— Begin Records provided —
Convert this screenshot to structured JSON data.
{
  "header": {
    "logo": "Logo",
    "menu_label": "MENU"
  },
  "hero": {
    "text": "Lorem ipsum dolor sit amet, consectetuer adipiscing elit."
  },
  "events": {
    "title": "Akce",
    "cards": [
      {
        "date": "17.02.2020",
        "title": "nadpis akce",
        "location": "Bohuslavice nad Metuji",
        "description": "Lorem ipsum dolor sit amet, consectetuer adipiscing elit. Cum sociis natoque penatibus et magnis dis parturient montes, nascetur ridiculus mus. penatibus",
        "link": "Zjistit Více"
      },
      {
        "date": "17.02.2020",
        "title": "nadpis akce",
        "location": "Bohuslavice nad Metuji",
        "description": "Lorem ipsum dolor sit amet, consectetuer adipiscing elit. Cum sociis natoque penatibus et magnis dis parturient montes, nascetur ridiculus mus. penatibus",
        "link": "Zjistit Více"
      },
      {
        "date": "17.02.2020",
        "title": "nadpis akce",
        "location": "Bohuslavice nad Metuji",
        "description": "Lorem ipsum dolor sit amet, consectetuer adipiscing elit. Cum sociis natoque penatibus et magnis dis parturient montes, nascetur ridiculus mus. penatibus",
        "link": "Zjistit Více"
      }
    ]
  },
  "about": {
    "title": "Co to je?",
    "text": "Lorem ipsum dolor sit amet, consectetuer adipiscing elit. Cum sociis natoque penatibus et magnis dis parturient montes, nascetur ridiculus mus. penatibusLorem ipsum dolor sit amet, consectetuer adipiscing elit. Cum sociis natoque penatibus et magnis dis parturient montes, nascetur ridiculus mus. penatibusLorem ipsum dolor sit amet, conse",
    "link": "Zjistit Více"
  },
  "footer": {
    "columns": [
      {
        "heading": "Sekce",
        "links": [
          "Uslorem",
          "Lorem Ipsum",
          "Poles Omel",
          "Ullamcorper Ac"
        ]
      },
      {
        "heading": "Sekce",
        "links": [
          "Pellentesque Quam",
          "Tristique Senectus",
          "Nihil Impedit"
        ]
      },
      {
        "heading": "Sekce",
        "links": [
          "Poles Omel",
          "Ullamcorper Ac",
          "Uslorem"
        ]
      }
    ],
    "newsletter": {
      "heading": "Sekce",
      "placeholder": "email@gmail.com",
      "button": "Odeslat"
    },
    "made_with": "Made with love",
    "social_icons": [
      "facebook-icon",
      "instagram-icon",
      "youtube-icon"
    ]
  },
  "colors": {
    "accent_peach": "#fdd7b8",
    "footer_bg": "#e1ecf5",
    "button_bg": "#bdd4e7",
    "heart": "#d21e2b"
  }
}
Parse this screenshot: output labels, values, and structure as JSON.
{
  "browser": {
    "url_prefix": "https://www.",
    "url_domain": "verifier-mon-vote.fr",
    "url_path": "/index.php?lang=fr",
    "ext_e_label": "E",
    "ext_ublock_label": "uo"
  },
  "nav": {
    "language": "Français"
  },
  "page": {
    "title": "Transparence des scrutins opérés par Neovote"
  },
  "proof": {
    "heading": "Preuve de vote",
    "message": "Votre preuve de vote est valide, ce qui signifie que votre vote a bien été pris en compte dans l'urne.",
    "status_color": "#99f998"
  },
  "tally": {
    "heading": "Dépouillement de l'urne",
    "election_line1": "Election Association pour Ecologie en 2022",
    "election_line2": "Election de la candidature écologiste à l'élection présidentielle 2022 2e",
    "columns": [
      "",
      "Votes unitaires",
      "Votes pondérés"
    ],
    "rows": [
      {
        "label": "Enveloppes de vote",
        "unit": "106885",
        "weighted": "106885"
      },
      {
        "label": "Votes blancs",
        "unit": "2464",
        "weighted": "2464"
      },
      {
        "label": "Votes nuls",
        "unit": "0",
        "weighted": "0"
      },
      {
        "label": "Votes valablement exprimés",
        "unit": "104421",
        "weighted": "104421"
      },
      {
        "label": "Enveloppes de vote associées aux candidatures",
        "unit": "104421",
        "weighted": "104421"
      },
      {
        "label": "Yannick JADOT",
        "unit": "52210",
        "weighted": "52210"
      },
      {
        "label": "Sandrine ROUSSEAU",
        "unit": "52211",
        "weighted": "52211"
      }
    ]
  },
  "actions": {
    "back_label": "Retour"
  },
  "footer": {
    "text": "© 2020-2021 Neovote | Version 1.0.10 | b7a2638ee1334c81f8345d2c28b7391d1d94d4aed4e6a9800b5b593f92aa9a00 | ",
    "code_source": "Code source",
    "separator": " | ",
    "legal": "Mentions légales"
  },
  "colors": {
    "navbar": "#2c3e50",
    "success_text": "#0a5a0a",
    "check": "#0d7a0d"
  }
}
— End Records provided —
■ Task brief:
Search the records for the word "urne" and copy every line where it occurs.

■ Task output:
    "message": "Votre preuve de vote est valide, ce qui signifie que votre vote a bien été pris en compte dans l'urne.",
    "heading": "Dépouillement de l'urne",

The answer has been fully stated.